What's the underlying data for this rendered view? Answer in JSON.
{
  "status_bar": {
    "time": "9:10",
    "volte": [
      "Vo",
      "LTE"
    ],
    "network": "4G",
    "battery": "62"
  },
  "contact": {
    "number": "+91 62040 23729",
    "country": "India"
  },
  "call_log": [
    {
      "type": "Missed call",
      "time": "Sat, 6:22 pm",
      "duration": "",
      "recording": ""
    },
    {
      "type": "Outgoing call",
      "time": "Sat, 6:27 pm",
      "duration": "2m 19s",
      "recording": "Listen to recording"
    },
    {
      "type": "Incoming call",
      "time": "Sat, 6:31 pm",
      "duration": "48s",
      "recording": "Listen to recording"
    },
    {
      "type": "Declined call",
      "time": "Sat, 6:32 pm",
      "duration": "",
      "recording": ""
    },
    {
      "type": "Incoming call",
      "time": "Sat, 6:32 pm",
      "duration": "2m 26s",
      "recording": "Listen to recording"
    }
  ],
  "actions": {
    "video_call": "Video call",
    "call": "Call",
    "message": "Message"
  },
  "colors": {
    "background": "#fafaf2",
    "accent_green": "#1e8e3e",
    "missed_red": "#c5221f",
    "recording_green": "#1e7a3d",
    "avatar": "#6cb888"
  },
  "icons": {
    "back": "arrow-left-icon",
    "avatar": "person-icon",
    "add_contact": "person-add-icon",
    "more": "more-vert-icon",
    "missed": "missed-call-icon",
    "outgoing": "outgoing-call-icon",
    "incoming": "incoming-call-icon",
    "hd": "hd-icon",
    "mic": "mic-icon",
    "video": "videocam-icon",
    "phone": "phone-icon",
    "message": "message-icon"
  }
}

| Task goal |
Give the number of lines in the listing above that contain "person", and nothing else.

| Reply |
2